Exercise |
Set down every record once more, exactly as given.

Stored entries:

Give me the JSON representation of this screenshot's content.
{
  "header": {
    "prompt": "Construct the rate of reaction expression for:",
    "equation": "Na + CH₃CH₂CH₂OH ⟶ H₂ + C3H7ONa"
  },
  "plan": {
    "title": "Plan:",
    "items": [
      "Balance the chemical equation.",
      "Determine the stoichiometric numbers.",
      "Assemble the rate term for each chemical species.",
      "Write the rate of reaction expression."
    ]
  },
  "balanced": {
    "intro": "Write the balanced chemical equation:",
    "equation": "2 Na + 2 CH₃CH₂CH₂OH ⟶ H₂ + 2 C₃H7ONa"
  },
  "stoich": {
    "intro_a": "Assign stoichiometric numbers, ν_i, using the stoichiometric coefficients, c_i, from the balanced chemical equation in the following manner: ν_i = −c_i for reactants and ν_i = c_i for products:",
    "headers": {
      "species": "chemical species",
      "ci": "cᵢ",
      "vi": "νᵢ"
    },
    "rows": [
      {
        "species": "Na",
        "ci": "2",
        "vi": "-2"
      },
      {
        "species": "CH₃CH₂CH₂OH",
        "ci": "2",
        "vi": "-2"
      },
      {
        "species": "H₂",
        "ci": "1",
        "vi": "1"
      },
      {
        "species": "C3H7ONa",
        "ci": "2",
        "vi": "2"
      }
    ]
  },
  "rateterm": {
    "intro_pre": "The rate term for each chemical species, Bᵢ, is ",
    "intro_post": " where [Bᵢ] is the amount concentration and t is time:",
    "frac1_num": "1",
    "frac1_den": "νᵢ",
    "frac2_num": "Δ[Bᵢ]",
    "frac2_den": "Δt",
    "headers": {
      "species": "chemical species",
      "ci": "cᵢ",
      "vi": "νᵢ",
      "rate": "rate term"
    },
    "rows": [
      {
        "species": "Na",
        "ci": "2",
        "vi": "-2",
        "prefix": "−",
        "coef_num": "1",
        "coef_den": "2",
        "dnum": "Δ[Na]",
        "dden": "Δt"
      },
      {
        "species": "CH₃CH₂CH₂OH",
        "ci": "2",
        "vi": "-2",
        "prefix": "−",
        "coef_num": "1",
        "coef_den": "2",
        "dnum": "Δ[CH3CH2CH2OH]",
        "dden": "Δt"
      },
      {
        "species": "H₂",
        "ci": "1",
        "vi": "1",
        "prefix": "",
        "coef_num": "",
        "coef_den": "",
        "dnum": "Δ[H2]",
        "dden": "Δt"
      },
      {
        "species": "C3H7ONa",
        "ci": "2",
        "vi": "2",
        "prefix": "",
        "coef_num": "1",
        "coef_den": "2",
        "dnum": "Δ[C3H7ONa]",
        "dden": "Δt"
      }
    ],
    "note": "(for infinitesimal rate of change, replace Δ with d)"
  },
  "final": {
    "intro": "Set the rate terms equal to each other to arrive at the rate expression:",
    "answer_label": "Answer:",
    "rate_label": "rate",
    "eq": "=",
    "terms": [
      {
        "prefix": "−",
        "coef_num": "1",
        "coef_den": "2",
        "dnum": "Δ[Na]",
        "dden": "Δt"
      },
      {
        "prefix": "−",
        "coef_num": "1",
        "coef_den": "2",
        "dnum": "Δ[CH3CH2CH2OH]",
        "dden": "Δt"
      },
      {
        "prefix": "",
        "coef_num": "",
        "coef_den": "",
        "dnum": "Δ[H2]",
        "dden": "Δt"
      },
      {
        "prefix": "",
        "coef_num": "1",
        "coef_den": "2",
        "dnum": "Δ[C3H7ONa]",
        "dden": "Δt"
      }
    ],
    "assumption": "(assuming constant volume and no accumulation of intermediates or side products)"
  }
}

Exercise output |
Give me the JSON representation of this screenshot's content.
{
  "header": {
    "prompt": "Construct the rate of reaction expression for:",
    "equation": "Na + CH₃CH₂CH₂OH ⟶ H₂ + C3H7ONa"
  },
  "plan": {
    "title": "Plan:",
    "items": [
      "Balance the chemical equation.",
      "Determine the stoichiometric numbers.",
      "Assemble the rate term for each chemical species.",
      "Write the rate of reaction expression."
    ]
  },
  "balanced": {
    "intro": "Write the balanced chemical equation:",
    "equation": "2 Na + 2 CH₃CH₂CH₂OH ⟶ H₂ + 2 C₃H7ONa"
  },
  "stoich": {
    "intro_a": "Assign stoichiometric numbers, ν_i, using the stoichiometric coefficients, c_i, from the balanced chemical equation in the following manner: ν_i = −c_i for reactants and ν_i = c_i for products:",
    "headers": {
      "species": "chemical species",
      "ci": "cᵢ",
      "vi": "νᵢ"
    },
    "rows": [
      {
        "species": "Na",
        "ci": "2",
        "vi": "-2"
      },
      {
        "species": "CH₃CH₂CH₂OH",
        "ci": "2",
        "vi": "-2"
      },
      {
        "species": "H₂",
        "ci": "1",
        "vi": "1"
      },
      {
        "species": "C3H7ONa",
        "ci": "2",
        "vi": "2"
      }
    ]
  },
  "rateterm": {
    "intro_pre": "The rate term for each chemical species, Bᵢ, is ",
    "intro_post": " where [Bᵢ] is the amount concentration and t is time:",
    "frac1_num": "1",
    "frac1_den": "νᵢ",
    "frac2_num": "Δ[Bᵢ]",
    "frac2_den": "Δt",
    "headers": {
      "species": "chemical species",
      "ci": "cᵢ",
      "vi": "νᵢ",
      "rate": "rate term"
    },
    "rows": [
      {
        "species": "Na",
        "ci": "2",
        "vi": "-2",
        "prefix": "−",
        "coef_num": "1",
        "coef_den": "2",
        "dnum": "Δ[Na]",
        "dden": "Δt"
      },
      {
        "species": "CH₃CH₂CH₂OH",
        "ci": "2",
        "vi": "-2",
        "prefix": "−",
        "coef_num": "1",
        "coef_den": "2",
        "dnum": "Δ[CH3CH2CH2OH]",
        "dden": "Δt"
      },
      {
        "species": "H₂",
        "ci": "1",
        "vi": "1",
        "prefix": "",
        "coef_num": "",
        "coef_den": "",
        "dnum": "Δ[H2]",
        "dden": "Δt"
      },
      {
        "species": "C3H7ONa",
        "ci": "2",
        "vi": "2",
        "prefix": "",
        "coef_num": "1",
        "coef_den": "2",
        "dnum": "Δ[C3H7ONa]",
        "dden": "Δt"
      }
    ],
    "note": "(for infinitesimal rate of change, replace Δ with d)"
  },
  "final": {
    "intro": "Set the rate terms equal to each other to arrive at the rate expression:",
    "answer_label": "Answer:",
    "rate_label": "rate",
    "eq": "=",
    "terms": [
      {
        "prefix": "−",
        "coef_num": "1",
        "coef_den": "2",
        "dnum": "Δ[Na]",
        "dden": "Δt"
      },
      {
        "prefix": "−",
        "coef_num": "1",
        "coef_den": "2",
        "dnum": "Δ[CH3CH2CH2OH]",
        "dden": "Δt"
      },
      {
        "prefix": "",
        "coef_num": "",
        "coef_den": "",
        "dnum": "Δ[H2]",
        "dden": "Δt"
      },
      {
        "prefix": "",
        "coef_num": "1",
        "coef_den": "2",
        "dnum": "Δ[C3H7ONa]",
        "dden": "Δt"
      }
    ],
    "assumption": "(assuming constant volume and no accumulation of intermediates or side products)"
  }
}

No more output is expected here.